**WORK INSTRUCTIONS**
In the listing below, find every line containing "this" and copy it out.

**DATA**
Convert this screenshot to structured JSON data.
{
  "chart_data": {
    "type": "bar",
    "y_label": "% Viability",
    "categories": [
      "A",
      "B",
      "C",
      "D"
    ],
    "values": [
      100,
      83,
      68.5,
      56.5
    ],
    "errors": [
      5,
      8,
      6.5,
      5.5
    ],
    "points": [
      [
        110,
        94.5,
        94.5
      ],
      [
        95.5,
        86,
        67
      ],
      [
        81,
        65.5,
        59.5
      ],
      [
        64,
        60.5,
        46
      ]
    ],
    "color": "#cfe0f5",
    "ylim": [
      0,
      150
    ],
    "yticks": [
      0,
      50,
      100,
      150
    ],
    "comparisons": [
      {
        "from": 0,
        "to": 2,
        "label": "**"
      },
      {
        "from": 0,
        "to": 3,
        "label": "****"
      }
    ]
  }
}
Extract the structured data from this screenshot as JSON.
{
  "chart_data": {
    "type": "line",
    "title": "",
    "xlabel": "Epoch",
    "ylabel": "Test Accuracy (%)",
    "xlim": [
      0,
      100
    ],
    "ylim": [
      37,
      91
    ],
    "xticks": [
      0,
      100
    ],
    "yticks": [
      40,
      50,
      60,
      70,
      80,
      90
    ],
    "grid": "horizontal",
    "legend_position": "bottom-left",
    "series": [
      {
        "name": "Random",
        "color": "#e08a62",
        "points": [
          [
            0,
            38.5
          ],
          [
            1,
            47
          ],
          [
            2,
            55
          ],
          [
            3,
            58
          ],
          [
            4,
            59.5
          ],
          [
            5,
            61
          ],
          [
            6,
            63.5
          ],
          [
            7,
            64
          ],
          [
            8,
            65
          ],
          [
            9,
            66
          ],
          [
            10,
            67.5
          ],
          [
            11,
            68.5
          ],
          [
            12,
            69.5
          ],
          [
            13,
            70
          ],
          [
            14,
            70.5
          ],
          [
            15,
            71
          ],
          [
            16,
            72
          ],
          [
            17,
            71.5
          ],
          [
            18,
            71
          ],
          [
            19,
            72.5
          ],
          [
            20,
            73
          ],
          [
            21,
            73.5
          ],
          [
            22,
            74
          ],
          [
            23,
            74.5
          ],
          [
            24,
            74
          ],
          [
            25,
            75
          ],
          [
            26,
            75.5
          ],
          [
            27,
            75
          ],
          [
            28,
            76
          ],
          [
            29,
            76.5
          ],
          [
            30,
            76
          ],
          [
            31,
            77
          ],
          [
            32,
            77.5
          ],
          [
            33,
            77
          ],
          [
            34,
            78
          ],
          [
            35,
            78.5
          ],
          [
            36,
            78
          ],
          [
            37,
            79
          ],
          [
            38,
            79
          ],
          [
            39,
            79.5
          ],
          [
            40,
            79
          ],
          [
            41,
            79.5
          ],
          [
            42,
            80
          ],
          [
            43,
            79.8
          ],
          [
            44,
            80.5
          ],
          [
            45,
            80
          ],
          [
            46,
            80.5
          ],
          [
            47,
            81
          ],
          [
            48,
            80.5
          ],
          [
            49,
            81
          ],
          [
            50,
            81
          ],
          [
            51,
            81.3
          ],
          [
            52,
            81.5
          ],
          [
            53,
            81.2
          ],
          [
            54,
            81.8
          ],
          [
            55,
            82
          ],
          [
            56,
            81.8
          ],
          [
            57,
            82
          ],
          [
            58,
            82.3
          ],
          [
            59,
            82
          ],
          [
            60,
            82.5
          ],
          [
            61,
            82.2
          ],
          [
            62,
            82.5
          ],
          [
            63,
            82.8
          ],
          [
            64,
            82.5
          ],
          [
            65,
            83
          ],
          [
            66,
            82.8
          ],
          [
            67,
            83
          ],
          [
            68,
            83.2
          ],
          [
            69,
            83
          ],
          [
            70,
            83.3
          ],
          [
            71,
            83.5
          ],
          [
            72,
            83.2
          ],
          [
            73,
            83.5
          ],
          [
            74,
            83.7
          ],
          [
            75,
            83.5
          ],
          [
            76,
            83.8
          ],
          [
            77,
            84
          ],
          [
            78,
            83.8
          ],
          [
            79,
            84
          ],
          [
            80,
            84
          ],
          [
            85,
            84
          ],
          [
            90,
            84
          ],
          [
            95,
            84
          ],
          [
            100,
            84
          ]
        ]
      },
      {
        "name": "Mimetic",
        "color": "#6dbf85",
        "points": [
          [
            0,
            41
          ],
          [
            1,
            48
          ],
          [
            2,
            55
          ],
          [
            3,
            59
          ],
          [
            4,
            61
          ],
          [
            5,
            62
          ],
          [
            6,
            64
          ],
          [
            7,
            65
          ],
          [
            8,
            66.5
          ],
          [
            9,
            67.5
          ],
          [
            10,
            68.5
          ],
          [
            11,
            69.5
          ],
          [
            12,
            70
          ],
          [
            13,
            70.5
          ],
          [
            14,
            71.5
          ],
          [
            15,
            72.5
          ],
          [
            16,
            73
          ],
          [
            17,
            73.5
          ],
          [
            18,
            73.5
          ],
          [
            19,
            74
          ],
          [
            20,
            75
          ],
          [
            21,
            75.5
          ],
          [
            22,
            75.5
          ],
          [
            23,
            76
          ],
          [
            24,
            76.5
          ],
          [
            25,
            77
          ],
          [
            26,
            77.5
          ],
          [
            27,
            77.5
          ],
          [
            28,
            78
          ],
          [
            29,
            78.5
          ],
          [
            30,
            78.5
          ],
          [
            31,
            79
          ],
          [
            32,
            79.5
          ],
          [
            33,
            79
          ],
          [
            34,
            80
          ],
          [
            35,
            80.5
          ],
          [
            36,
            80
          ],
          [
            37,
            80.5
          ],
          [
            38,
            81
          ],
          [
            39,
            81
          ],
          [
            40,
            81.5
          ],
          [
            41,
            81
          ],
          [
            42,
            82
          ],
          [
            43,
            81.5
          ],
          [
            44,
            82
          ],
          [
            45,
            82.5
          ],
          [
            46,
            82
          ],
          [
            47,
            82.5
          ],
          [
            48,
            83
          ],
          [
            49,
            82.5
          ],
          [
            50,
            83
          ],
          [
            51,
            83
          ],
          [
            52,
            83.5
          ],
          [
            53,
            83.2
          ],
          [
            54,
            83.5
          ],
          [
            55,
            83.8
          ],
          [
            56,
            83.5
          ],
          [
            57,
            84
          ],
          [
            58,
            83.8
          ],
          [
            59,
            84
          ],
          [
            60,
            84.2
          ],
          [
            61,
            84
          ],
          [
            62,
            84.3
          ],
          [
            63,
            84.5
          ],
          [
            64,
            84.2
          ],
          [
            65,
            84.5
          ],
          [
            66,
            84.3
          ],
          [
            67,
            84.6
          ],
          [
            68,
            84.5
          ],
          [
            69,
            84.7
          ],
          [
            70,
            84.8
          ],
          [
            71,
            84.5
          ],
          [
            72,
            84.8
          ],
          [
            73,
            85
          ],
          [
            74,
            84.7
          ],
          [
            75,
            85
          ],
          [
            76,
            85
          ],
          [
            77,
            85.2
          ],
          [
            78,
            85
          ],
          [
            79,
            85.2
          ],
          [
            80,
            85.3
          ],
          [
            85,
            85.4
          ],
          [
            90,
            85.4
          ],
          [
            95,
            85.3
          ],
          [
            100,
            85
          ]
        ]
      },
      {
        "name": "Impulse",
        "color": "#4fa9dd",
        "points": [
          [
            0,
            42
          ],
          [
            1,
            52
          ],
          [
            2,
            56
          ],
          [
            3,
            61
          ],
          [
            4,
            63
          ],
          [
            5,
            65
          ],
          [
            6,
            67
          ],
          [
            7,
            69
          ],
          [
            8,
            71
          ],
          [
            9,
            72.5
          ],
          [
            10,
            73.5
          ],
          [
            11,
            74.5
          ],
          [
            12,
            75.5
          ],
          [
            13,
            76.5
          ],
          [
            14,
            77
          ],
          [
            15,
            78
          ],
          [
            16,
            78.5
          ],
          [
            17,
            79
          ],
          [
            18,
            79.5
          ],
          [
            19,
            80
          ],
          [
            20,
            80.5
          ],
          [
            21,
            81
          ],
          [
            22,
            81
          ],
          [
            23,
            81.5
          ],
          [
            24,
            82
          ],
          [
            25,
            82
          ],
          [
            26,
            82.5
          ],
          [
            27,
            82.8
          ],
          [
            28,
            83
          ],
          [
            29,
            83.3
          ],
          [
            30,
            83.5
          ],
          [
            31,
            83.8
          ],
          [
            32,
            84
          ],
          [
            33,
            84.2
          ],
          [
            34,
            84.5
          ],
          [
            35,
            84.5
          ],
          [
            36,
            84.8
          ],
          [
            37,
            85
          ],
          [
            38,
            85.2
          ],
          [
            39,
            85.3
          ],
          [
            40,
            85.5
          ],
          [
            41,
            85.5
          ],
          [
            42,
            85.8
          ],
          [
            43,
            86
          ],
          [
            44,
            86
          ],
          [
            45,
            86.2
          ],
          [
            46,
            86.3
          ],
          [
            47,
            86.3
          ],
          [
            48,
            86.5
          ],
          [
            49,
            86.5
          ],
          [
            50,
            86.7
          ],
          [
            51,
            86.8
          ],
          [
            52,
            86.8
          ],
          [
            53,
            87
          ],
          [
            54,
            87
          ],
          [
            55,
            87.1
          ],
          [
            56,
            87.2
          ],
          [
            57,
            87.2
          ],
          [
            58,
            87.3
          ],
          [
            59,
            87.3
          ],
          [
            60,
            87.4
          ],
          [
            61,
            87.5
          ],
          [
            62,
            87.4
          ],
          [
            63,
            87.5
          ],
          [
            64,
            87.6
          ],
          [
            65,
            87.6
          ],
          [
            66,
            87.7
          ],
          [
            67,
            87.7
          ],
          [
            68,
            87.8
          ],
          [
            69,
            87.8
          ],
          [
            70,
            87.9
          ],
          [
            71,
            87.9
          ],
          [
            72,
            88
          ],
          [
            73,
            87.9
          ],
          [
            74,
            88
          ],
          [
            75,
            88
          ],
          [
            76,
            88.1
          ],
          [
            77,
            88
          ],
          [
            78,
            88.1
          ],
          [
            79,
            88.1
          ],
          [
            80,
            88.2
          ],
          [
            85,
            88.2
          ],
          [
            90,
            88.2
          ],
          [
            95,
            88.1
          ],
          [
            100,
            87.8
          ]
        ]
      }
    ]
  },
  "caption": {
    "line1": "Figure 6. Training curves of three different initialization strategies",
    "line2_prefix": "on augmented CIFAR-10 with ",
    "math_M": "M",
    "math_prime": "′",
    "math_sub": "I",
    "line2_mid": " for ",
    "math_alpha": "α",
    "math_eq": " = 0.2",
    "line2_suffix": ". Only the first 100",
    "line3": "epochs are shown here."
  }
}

**REPLY TO THE TASK**
Convert this screenshot to structured JSON data.
Extract the structured data from this screenshot as JSON.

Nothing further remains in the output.